Start ITEMS
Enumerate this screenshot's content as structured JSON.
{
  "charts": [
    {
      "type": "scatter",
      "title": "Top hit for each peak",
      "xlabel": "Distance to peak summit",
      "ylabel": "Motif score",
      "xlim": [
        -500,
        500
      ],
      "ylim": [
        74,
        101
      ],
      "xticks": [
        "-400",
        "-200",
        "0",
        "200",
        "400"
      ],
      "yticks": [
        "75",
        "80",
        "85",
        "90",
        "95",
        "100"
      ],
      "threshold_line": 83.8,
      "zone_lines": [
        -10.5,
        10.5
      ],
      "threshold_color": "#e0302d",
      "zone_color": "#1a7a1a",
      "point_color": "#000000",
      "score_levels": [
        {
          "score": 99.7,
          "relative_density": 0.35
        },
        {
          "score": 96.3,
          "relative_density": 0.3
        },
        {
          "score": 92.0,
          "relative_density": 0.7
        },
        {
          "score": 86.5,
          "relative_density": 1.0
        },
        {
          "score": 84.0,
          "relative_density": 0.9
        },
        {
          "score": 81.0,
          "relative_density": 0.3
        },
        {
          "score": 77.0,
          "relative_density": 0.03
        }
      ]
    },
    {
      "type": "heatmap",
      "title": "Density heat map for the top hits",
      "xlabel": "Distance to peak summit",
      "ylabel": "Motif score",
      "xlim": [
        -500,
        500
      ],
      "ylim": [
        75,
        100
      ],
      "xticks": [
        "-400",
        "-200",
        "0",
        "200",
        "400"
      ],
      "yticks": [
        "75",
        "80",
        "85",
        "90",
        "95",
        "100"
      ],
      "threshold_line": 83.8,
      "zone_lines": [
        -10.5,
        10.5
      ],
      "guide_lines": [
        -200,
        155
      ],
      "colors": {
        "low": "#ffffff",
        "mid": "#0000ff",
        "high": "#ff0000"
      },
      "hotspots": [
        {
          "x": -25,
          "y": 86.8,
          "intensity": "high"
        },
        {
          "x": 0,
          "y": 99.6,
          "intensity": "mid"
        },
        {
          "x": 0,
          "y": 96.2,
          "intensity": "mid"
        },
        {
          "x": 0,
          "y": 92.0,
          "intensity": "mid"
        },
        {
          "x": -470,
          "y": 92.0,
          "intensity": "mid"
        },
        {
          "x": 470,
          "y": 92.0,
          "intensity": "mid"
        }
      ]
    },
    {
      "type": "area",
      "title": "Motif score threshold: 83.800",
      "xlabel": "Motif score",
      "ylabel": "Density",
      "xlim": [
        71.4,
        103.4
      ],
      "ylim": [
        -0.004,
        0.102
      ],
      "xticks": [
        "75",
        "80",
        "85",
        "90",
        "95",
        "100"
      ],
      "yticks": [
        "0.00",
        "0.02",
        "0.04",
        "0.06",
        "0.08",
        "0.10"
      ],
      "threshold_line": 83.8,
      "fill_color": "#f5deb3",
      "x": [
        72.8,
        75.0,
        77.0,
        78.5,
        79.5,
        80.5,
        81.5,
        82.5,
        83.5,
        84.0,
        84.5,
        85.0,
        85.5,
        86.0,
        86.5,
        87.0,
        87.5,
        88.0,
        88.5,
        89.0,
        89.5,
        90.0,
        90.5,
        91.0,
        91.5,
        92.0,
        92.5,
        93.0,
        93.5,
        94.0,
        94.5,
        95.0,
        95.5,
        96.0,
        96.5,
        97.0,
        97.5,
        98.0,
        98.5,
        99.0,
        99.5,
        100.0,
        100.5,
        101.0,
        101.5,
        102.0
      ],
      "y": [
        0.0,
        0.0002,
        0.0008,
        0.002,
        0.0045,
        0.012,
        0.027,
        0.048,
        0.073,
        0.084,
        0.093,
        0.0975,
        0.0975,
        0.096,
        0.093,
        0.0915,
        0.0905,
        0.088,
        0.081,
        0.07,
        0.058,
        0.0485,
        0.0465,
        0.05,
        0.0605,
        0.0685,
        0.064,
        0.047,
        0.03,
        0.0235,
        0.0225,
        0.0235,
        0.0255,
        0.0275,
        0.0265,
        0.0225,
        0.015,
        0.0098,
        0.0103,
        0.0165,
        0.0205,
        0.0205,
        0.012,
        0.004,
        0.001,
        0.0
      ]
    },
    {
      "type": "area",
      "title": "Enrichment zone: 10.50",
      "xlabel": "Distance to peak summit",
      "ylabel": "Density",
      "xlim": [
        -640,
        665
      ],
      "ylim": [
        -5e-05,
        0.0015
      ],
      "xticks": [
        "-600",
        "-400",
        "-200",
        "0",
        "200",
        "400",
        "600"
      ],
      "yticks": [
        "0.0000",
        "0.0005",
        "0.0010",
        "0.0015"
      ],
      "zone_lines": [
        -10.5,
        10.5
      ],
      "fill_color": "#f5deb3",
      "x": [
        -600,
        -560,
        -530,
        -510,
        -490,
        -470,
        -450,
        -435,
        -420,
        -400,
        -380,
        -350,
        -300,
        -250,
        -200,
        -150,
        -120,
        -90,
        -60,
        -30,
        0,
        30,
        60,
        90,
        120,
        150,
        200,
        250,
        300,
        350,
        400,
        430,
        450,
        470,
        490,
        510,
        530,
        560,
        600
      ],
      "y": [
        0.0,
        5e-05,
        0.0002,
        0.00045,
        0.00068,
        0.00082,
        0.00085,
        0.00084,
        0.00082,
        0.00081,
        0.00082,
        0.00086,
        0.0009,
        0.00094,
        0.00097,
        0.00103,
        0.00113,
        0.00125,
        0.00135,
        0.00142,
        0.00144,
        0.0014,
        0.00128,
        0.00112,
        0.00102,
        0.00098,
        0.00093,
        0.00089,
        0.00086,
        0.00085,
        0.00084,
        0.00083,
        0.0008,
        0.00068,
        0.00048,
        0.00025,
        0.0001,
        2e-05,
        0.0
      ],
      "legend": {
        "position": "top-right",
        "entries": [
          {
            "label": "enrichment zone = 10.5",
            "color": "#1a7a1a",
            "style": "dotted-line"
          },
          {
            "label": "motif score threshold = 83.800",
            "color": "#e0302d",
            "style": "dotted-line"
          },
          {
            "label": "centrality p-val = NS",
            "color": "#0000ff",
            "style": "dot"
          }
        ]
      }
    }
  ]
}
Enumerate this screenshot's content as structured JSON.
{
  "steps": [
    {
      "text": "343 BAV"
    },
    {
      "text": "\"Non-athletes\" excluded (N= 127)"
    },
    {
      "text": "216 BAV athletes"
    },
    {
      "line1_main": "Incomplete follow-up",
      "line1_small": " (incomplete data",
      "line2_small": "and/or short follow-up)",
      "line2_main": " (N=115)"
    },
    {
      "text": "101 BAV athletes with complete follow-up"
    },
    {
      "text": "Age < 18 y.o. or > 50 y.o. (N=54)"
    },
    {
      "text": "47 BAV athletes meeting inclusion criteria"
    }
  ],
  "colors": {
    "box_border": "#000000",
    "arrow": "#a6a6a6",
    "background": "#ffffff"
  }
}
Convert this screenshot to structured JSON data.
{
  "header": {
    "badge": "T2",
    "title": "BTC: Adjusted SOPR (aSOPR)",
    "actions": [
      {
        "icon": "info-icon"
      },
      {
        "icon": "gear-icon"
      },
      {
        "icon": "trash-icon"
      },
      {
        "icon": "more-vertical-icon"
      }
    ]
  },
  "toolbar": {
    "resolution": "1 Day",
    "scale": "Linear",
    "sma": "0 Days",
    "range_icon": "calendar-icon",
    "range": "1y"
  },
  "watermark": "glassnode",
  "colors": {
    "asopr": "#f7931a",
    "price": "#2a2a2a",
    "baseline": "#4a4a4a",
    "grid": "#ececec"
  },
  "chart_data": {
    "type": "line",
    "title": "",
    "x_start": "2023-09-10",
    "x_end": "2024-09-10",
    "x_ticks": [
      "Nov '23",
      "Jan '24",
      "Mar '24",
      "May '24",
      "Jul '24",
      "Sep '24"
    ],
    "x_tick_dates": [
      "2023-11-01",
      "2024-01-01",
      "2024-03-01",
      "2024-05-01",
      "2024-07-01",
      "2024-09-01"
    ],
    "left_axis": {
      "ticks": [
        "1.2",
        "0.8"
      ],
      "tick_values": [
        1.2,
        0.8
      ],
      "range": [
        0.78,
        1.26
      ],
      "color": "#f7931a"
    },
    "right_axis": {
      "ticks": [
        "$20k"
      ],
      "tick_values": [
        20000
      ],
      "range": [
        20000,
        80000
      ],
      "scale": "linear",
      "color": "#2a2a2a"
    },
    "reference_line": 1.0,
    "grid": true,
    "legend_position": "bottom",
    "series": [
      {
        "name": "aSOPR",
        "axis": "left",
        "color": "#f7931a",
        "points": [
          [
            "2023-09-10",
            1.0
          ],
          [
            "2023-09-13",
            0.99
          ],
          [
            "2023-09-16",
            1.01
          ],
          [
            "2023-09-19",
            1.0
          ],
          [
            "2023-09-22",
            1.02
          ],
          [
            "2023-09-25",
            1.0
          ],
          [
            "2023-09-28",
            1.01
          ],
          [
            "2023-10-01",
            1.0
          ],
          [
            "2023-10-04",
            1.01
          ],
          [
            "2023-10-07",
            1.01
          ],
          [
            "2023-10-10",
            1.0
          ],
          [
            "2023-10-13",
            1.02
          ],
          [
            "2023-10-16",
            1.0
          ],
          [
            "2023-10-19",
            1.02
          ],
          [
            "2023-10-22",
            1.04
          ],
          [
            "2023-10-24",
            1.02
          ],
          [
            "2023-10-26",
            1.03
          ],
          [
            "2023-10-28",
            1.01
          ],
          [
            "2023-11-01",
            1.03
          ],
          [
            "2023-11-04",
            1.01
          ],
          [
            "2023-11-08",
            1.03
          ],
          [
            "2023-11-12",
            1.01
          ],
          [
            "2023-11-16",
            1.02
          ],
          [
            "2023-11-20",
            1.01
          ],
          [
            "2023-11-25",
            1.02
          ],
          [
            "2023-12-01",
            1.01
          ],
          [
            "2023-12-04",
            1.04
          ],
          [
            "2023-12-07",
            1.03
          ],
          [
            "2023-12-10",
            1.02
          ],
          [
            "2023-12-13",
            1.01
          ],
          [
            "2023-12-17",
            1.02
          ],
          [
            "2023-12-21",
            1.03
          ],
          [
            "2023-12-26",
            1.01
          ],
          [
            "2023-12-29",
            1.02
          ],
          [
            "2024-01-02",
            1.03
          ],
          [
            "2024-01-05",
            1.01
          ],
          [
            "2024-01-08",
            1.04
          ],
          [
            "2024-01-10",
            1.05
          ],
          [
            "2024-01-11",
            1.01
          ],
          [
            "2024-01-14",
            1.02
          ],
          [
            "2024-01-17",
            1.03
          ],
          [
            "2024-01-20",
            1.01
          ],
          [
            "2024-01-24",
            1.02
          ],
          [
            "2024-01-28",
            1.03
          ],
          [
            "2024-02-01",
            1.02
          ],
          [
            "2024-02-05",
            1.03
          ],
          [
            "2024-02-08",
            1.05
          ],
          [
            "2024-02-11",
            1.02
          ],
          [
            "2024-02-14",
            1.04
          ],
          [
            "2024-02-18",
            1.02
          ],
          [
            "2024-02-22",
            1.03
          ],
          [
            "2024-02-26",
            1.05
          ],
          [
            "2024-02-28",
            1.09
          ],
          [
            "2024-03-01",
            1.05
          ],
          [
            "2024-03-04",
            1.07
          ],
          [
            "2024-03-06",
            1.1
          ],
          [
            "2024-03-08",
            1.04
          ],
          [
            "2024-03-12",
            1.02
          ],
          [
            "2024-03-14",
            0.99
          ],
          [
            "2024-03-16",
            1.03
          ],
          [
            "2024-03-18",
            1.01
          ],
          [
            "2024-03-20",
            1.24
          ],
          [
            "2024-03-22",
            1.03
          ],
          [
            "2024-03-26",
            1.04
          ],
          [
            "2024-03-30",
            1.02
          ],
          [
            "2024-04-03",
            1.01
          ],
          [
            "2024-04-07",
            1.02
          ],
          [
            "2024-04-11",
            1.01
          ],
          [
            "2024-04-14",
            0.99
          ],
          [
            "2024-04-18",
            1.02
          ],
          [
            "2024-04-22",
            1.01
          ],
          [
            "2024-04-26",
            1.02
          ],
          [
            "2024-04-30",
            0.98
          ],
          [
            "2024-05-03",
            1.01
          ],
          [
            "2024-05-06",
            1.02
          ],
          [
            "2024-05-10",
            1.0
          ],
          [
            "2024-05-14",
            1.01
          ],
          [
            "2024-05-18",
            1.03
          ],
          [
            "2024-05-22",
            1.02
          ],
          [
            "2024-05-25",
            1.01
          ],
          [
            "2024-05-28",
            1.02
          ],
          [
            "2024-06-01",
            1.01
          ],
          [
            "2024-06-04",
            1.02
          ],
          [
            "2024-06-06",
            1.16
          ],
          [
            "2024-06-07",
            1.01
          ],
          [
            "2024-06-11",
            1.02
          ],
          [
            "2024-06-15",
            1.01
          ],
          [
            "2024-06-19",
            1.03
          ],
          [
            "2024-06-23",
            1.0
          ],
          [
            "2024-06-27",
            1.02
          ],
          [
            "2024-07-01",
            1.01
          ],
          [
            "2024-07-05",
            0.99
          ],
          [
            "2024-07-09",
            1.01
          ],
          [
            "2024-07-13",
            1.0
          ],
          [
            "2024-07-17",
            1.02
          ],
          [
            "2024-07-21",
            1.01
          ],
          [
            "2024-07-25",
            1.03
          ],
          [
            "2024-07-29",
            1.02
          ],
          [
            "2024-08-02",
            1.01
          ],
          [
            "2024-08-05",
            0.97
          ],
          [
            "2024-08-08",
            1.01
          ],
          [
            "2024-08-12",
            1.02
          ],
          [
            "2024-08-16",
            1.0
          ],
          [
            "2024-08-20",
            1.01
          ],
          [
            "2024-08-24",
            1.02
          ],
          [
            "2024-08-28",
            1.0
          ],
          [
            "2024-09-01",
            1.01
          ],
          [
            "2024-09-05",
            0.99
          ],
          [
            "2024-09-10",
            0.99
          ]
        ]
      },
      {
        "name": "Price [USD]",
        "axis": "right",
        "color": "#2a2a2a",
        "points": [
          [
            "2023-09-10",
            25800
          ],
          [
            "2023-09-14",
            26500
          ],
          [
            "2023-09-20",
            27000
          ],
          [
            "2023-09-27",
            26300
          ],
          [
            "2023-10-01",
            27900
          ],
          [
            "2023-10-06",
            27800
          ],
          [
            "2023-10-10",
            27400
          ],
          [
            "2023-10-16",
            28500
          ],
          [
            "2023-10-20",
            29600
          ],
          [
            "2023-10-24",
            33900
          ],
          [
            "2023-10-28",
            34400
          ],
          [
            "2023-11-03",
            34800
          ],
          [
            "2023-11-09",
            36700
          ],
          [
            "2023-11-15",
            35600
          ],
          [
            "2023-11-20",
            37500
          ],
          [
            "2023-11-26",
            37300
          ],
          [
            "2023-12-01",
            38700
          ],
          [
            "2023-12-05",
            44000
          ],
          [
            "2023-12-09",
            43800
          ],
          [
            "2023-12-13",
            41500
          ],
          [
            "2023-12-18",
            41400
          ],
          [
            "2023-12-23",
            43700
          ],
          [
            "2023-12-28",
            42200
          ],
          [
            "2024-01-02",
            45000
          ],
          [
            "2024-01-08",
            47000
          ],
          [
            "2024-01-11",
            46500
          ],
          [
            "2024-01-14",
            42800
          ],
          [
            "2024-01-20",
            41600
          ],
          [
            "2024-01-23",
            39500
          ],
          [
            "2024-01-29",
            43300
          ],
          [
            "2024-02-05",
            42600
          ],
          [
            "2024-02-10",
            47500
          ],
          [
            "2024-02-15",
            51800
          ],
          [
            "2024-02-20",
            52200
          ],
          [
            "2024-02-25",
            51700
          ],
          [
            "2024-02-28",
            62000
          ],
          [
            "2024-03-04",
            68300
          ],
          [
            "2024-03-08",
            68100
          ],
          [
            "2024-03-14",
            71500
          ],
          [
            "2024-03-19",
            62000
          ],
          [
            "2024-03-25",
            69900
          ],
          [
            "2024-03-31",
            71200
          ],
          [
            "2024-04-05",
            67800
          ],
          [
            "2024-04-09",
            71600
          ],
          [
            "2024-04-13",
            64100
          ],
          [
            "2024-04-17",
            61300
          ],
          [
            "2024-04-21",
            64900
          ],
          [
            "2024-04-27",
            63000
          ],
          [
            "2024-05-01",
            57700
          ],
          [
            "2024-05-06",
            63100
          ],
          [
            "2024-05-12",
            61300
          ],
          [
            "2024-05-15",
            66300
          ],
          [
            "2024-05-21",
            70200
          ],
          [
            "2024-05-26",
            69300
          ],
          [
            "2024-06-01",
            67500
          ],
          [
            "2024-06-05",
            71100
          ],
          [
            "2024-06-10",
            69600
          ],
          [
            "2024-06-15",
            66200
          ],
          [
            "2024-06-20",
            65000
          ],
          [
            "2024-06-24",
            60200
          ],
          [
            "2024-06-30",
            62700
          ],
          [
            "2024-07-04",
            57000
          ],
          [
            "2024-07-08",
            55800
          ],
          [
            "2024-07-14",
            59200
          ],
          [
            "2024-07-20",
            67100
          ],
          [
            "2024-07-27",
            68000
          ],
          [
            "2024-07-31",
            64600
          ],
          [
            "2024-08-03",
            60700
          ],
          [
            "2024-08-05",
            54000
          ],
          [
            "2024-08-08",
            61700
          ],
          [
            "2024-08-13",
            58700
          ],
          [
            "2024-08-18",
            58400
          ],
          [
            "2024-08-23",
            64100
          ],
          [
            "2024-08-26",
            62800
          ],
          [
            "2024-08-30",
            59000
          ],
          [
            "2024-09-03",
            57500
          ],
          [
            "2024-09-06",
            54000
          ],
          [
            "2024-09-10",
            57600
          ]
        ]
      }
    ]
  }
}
End ITEMS
Determine how many lines of the entries above carry the string "text", and give that number alone.

6